> SUPPLIED PASSAGE
Note: Sorry guys- dumb me didn't think of VAG-COM intake temperature tests until the new gasket was already installed. I've removed this manifold too many times this month to do it twice more today! Maybe one day I'll do a test comparison with logs/graphs.

Note2: My new south performance spacer is now for sale. I've got my hardware setup that I've been using, the spacer, and two gaskets ready to go. Shoot me a PM, since this thread kind of trashes the spacer you'll definitely be getting a more than fair price. So if you're on a budget this is for you! $20 shipped good ol' United States Postal service.


----------



## Krissrock (Sep 10, 2005)

nice write up...but until the logs are provided to compare,....


----------



## RabbitGTDguy (Jul 9, 2002)

I have a EVOShield gasket on the way right now that I'm installing this winter... I'll take pictures, etc. when it arrives. 

Adding this...with W/M injection and a bunch of other bits this winter...should be fun! 

Joe


----------



## mbaron (Aug 21, 2008)

The NSP product is a gasket and doesn't need additional gaskets or longer bolts. The 034 is a heat blocking spacer and needs those things. If the 034 lowers intake temps more, it is probably a better deal. 

I would like to see the differences in temps also.


----------



## PLAYED TT (Oct 17, 2010)

Doug honestly I don't see a difference


----------



## 20v master (May 7, 2009)

I have an EVO I can take pics of and measure tomorrow as my SEM manifold is off right now. I had a previous version of the NS that warped and I never considered them again. That said, none of them will actually lower IAT's, just what the sensor is reading. Keeping more heat in the head is a bad thing right? We'd all say yes, but we are fooled into thinking these gaskets/spacers lower intake temps. Intake charge velocity is so high that actual time spent in contact with the intake manifold wall is too short as to cause significant heat transfer to the charge. Friction along the manifold wall probably causes more of an increase to IAT's than actual conduction of the manifold to the intake charge. The purpose of true EGR, not the same as our SAI/combi valve, is to heat the intake charge and promote vaporization of the fuel charge. Being a turbo charged engine, this isn't really necessary. Keeping heat out of the combustion chamber allows more boost/ignition timing to be used with no change in fuel octane. So, being a mechanical engineer with a focus on automotive design, I'd say these aren't worthy of a stickied thread. Skip these and spend a little more on a lower temp thermostat (cheaper than these spacers), an oil cooler setup, or a water/meth injection kit. These are all much more effective in the goal of cooler intake temps and less chance of detonation/more ignition timing. So, anyone want to buy a used EVO heatshield?

> EXTRACTED ENTRIES
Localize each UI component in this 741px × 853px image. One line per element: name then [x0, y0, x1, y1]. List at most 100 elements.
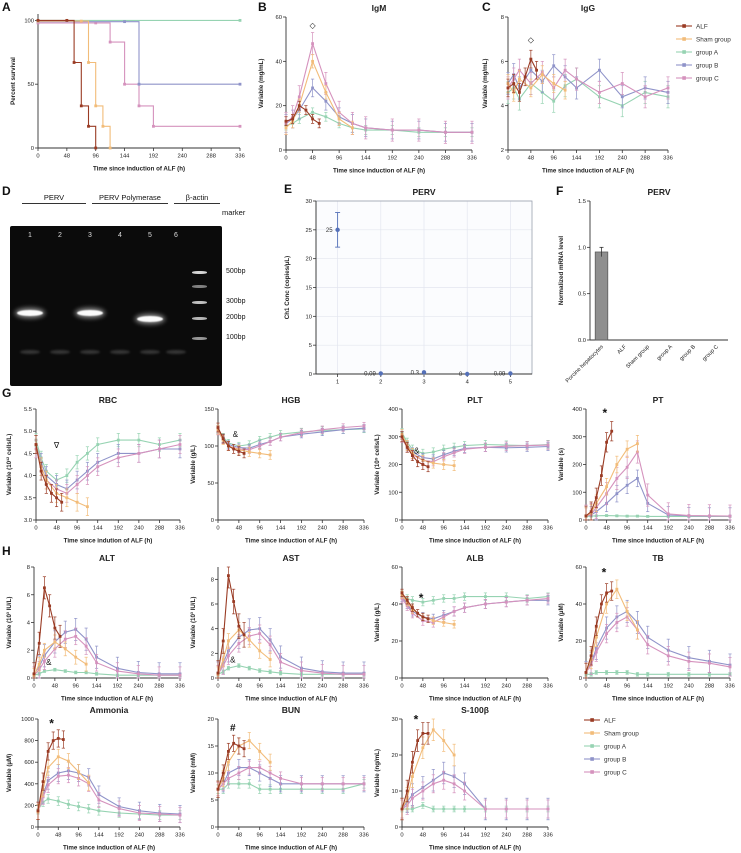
svg-text:400: 400 — [388, 407, 398, 413]
gel-group-label: PERV Polymerase — [92, 194, 168, 204]
svg-text:3: 3 — [422, 380, 425, 386]
gel-group-label: PERV — [22, 194, 86, 204]
svg-text:ALB: ALB — [466, 553, 483, 563]
svg-text:48: 48 — [420, 684, 426, 690]
svg-text:BUN: BUN — [282, 705, 300, 715]
svg-text:0.0: 0.0 — [578, 338, 586, 344]
svg-text:144: 144 — [643, 684, 653, 690]
svg-text:192: 192 — [297, 526, 307, 532]
svg-text:20: 20 — [576, 639, 582, 645]
svg-text:&: & — [233, 430, 239, 439]
svg-text:240: 240 — [501, 526, 511, 532]
svg-text:30: 30 — [306, 199, 312, 205]
legend: ALF Sham group group A group B group C — [582, 712, 678, 792]
svg-text:*: * — [49, 717, 54, 731]
svg-text:336: 336 — [359, 684, 369, 690]
svg-text:240: 240 — [684, 526, 694, 532]
svg-text:Sham group: Sham group — [696, 36, 731, 43]
panel-label-d: D — [2, 184, 11, 198]
svg-text:3.0: 3.0 — [24, 518, 32, 524]
svg-text:48: 48 — [64, 154, 70, 160]
svg-text:336: 336 — [725, 526, 735, 532]
svg-text:0: 0 — [395, 825, 398, 831]
svg-text:◇: ◇ — [528, 35, 535, 44]
svg-text:240: 240 — [317, 684, 327, 690]
svg-text:Time since induction of ALF (h: Time since induction of ALF (h) — [245, 696, 337, 703]
svg-text:group B: group B — [696, 62, 718, 69]
svg-text:96: 96 — [256, 526, 262, 532]
gel-marker-band — [192, 271, 207, 274]
svg-text:group B: group B — [679, 344, 697, 362]
gel-size-label: 200bp — [226, 314, 246, 321]
svg-text:group A: group A — [696, 49, 719, 56]
svg-text:48: 48 — [528, 156, 534, 162]
svg-text:5.5: 5.5 — [24, 407, 32, 413]
svg-text:Time since induction of ALF (h: Time since induction of ALF (h) — [93, 166, 185, 173]
svg-text:336: 336 — [725, 684, 735, 690]
alb-chart: 0 20 40 60 0 48 96 144 192 240 288 336 Time since in… — [372, 552, 556, 704]
svg-text:2: 2 — [379, 380, 382, 386]
panel-label-e: E — [284, 182, 293, 196]
svg-text:336: 336 — [543, 684, 553, 690]
gel-marker-band — [192, 285, 207, 288]
svg-text:5: 5 — [509, 380, 512, 386]
svg-text:&: & — [414, 446, 420, 455]
svg-text:192: 192 — [481, 684, 491, 690]
svg-text:0: 0 — [395, 676, 398, 682]
svg-text:Time since induction of ALF (h: Time since induction of ALF (h) — [245, 845, 337, 852]
svg-text:ALF: ALF — [696, 23, 708, 30]
svg-text:48: 48 — [52, 684, 58, 690]
svg-text:288: 288 — [522, 684, 532, 690]
svg-text:0.5: 0.5 — [578, 292, 586, 298]
svg-text:48: 48 — [53, 526, 59, 532]
svg-text:336: 336 — [663, 156, 673, 162]
svg-text:Time since induction of ALF (h: Time since induction of ALF (h) — [333, 168, 425, 175]
svg-text:48: 48 — [55, 833, 61, 839]
svg-text:48: 48 — [236, 526, 242, 532]
svg-text:144: 144 — [361, 156, 371, 162]
gel-band — [17, 310, 43, 316]
svg-text:6: 6 — [501, 59, 504, 65]
svg-text:ALF: ALF — [604, 717, 616, 724]
svg-text:Variable (mg/mL): Variable (mg/mL) — [258, 59, 265, 109]
svg-text:0.09: 0.09 — [494, 371, 506, 377]
pt-chart: 0 100 200 300 400 0 48 96 144 192 240 288 336 Time si… — [556, 394, 738, 546]
svg-text:400: 400 — [24, 782, 34, 788]
svg-text:336: 336 — [359, 833, 369, 839]
svg-text:10: 10 — [392, 789, 398, 795]
svg-text:240: 240 — [317, 833, 327, 839]
svg-text:20: 20 — [276, 104, 282, 110]
svg-text:192: 192 — [663, 526, 673, 532]
svg-text:144: 144 — [92, 684, 102, 690]
svg-text:2: 2 — [501, 148, 504, 154]
svg-text:40: 40 — [392, 602, 398, 608]
svg-text:336: 336 — [467, 156, 477, 162]
svg-text:288: 288 — [705, 526, 715, 532]
gel-lane-number: 2 — [58, 232, 62, 239]
svg-text:288: 288 — [441, 156, 451, 162]
svg-text:300: 300 — [572, 435, 582, 441]
svg-text:48: 48 — [420, 833, 426, 839]
svg-text:192: 192 — [595, 156, 605, 162]
svg-text:0: 0 — [400, 526, 403, 532]
svg-text:288: 288 — [338, 833, 348, 839]
svg-text:6: 6 — [211, 602, 214, 608]
svg-text:group A: group A — [656, 344, 674, 362]
svg-text:ALT: ALT — [99, 553, 116, 563]
svg-text:48: 48 — [236, 684, 242, 690]
svg-text:0: 0 — [506, 156, 509, 162]
gel-lane-number: 5 — [148, 232, 152, 239]
svg-text:288: 288 — [640, 156, 650, 162]
svg-text:96: 96 — [256, 684, 262, 690]
svg-text:Variable (ng/mL): Variable (ng/mL) — [374, 749, 381, 797]
gel-faint-band — [166, 350, 186, 354]
gel-size-label: 300bp — [226, 298, 246, 305]
panel-label-f: F — [556, 184, 564, 198]
svg-text:288: 288 — [155, 833, 165, 839]
svg-text:96: 96 — [256, 833, 262, 839]
svg-text:3.5: 3.5 — [24, 496, 32, 502]
svg-text:ALF: ALF — [616, 344, 628, 356]
svg-text:Time since induction of ALF (h: Time since induction of ALF (h) — [245, 538, 337, 545]
svg-text:Variable (s): Variable (s) — [558, 448, 565, 481]
svg-text:∇: ∇ — [53, 441, 60, 450]
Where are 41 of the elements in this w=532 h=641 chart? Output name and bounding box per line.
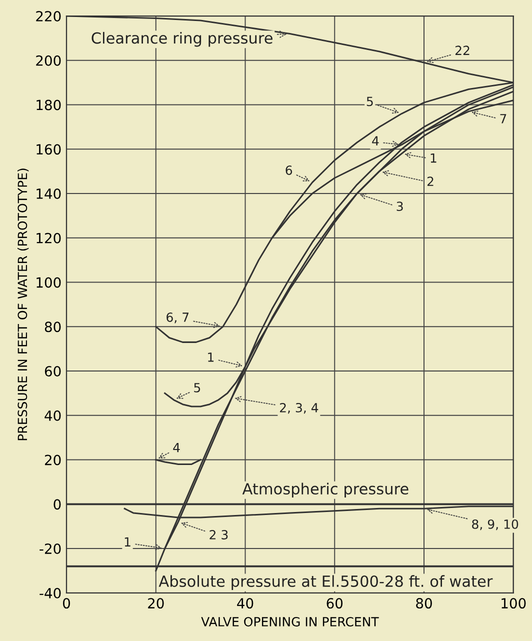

> EXERCISE
In the forum thread, what price is asked for the new south performance spacer? Please include how it would be shipped.

> SOLUTION
$20 shipped, by the United States Postal Service.